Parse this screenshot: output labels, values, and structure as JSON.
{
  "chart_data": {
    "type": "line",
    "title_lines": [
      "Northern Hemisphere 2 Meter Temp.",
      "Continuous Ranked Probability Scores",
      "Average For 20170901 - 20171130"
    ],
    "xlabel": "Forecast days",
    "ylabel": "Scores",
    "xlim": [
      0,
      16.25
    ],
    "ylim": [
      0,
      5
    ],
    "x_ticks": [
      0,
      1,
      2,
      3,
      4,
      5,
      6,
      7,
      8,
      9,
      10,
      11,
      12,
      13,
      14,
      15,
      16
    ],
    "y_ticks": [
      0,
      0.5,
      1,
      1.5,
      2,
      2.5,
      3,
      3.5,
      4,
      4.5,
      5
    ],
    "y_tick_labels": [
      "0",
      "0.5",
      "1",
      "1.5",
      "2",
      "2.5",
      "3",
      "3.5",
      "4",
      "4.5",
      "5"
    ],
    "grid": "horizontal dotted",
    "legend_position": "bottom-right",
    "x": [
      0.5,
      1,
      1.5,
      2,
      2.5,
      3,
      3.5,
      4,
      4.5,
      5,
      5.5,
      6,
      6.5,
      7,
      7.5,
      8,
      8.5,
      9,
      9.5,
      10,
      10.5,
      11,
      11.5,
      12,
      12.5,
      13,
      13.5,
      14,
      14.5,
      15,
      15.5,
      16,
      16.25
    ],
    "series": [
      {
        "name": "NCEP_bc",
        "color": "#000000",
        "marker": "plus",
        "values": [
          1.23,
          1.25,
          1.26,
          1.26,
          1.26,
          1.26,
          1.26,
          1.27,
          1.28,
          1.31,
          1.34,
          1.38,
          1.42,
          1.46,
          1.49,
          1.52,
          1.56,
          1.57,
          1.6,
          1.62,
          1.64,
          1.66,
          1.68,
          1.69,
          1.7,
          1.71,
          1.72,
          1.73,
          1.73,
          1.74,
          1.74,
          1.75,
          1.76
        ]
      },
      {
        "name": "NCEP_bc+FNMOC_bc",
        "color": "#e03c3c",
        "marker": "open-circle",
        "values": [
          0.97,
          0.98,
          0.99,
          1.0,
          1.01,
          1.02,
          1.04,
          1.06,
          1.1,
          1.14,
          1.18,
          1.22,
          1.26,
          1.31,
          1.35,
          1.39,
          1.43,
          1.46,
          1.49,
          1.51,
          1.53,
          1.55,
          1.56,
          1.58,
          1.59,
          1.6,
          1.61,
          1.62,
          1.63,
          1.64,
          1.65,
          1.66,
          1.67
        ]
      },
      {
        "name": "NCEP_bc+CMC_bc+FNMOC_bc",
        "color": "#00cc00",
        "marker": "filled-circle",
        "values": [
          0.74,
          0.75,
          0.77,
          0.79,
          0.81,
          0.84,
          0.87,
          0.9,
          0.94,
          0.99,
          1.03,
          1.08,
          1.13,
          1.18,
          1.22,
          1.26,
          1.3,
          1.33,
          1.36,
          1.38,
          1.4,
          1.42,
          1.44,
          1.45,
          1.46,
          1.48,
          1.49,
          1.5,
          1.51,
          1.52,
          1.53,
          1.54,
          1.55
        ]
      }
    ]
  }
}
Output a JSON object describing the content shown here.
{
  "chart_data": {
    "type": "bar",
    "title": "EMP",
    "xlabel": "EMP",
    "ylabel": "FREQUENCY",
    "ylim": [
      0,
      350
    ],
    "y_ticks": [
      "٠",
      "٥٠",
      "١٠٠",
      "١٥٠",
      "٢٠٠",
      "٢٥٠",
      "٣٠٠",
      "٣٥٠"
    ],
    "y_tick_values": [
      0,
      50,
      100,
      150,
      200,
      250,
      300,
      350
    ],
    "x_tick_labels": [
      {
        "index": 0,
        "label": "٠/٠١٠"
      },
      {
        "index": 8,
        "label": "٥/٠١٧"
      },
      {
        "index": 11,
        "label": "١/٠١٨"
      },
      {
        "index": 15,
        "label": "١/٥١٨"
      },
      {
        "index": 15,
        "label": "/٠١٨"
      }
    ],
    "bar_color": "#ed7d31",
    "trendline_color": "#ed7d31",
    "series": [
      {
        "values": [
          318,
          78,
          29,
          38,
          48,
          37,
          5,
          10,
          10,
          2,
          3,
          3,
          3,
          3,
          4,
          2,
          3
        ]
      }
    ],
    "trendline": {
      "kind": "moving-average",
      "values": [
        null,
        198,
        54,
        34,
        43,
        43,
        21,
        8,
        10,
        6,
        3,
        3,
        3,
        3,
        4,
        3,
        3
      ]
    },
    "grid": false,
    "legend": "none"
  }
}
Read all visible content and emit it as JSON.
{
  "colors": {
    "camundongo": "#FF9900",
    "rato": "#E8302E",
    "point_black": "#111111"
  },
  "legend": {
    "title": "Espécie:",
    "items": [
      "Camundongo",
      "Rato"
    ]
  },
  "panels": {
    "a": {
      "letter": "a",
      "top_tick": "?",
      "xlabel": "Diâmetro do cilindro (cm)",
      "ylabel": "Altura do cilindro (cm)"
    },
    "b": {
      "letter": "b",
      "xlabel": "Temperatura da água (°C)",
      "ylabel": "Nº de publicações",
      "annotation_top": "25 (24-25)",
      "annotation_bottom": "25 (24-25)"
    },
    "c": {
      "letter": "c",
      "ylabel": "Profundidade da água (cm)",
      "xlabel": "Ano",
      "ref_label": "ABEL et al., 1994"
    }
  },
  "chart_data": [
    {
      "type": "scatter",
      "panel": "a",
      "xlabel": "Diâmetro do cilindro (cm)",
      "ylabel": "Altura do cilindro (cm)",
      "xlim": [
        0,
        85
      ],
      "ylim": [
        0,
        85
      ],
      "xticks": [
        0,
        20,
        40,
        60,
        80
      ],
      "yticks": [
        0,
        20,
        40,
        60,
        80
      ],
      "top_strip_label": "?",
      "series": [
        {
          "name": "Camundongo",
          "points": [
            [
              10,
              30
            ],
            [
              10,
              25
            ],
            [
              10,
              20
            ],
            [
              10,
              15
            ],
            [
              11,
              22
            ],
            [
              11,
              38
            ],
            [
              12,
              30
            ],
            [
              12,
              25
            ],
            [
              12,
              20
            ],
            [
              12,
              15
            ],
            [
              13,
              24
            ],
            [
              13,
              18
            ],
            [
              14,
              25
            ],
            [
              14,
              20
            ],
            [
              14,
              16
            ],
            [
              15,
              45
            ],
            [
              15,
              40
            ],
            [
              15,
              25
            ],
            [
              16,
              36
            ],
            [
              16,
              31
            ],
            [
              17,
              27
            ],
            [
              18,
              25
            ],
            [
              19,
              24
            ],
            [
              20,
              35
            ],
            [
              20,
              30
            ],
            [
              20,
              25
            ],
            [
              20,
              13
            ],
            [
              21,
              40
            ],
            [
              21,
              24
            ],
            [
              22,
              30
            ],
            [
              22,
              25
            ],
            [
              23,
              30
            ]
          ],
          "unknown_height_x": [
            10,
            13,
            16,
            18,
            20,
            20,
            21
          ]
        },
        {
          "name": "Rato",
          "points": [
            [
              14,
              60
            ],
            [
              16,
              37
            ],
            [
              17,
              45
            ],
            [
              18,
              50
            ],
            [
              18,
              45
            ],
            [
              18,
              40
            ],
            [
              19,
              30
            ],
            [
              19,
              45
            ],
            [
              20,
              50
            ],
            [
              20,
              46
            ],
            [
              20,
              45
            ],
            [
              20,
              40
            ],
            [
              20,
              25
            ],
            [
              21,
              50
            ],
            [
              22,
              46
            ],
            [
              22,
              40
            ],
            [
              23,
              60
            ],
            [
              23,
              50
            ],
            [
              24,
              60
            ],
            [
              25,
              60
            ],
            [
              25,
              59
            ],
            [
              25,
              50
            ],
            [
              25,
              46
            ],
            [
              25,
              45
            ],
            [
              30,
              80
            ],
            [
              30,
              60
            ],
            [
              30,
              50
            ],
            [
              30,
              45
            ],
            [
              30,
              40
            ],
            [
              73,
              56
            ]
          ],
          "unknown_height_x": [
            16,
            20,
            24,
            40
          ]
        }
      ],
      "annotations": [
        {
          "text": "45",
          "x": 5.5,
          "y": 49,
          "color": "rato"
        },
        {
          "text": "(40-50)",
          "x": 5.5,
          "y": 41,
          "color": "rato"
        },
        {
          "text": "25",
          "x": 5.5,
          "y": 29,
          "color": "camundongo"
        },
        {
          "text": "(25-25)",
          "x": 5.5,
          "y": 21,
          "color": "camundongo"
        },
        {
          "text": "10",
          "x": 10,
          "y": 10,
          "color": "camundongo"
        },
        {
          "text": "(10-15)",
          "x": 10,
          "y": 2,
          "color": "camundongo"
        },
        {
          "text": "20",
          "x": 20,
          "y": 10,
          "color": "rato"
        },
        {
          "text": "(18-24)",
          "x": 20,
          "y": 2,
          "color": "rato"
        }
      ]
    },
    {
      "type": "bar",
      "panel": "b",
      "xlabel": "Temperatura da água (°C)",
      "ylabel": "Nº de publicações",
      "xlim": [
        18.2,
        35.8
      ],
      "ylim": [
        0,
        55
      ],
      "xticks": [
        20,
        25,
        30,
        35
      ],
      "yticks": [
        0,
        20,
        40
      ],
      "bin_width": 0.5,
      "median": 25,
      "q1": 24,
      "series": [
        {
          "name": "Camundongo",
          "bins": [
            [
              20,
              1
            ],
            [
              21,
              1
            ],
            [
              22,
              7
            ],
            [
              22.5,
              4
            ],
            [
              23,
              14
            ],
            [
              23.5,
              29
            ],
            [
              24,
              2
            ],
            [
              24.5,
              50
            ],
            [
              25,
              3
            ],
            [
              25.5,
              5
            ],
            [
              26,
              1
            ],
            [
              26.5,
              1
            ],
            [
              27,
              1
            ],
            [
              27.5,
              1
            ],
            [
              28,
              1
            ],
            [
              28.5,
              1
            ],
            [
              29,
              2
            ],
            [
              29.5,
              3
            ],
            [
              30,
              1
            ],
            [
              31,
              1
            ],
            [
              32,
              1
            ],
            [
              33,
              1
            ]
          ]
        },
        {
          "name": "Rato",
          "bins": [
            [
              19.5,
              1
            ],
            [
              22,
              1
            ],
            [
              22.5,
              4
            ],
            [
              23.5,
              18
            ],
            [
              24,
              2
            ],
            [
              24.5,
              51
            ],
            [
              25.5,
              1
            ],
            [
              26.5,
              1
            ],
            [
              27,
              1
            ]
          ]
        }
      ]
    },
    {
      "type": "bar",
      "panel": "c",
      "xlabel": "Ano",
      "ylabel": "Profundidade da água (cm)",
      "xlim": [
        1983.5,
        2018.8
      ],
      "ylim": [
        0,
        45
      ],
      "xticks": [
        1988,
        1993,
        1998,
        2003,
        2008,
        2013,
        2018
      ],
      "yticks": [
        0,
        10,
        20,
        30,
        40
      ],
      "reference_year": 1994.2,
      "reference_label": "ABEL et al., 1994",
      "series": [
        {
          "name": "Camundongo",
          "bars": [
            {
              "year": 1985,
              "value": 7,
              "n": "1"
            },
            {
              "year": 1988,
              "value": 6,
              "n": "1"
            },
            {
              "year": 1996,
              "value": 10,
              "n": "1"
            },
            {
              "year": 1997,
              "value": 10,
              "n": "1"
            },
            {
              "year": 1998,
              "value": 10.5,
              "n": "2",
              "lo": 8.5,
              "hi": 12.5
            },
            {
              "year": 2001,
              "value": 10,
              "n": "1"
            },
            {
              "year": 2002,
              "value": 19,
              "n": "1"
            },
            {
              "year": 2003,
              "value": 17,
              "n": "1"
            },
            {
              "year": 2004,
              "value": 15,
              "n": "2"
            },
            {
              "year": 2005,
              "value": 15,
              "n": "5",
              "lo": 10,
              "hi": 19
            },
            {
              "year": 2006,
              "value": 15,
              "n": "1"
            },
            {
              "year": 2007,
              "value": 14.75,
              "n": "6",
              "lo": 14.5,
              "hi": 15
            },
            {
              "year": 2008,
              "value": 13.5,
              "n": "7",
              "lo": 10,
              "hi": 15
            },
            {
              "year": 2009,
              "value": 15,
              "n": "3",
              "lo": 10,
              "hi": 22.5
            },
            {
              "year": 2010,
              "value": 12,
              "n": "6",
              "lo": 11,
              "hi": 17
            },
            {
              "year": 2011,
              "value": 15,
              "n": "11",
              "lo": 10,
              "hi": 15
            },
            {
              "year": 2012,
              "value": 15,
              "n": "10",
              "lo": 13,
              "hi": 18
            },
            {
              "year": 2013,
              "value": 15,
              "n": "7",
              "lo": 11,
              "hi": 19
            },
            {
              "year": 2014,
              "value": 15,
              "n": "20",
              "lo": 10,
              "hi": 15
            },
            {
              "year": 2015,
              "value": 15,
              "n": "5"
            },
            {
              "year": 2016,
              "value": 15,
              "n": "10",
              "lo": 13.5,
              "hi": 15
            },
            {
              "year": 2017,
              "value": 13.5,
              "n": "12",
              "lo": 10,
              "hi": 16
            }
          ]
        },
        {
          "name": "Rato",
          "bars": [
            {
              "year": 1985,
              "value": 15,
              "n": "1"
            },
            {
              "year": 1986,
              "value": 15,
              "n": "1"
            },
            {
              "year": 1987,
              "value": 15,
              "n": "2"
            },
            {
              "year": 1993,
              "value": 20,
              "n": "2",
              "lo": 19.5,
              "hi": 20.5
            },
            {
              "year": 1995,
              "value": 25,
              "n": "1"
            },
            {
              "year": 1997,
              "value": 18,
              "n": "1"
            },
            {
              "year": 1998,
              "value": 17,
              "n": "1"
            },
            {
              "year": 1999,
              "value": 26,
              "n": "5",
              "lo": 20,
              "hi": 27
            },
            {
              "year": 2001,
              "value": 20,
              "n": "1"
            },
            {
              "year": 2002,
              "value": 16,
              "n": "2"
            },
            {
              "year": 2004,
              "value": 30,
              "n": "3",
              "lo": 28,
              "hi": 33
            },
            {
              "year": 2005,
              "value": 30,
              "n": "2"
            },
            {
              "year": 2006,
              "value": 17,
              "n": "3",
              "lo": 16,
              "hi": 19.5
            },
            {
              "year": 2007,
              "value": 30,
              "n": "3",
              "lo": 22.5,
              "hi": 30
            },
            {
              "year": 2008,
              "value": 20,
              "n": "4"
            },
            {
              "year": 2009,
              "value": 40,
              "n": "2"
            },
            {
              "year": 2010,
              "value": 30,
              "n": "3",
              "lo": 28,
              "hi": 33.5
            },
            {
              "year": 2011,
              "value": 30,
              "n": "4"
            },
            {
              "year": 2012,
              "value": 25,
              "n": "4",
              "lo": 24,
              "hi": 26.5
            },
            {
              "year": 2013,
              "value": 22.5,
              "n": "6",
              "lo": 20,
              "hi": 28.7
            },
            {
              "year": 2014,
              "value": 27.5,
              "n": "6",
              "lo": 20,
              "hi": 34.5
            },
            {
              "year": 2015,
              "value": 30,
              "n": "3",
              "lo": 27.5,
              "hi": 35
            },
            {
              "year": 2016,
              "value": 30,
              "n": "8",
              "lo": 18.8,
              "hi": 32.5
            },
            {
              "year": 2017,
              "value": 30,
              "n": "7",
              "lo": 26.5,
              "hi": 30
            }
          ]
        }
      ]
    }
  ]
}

○ ○ ○ ○ ○

• _Brief_: Copy every line of the records above that contains "circle".

• _Full response_:
        "marker": "open-circle",
        "marker": "filled-circle",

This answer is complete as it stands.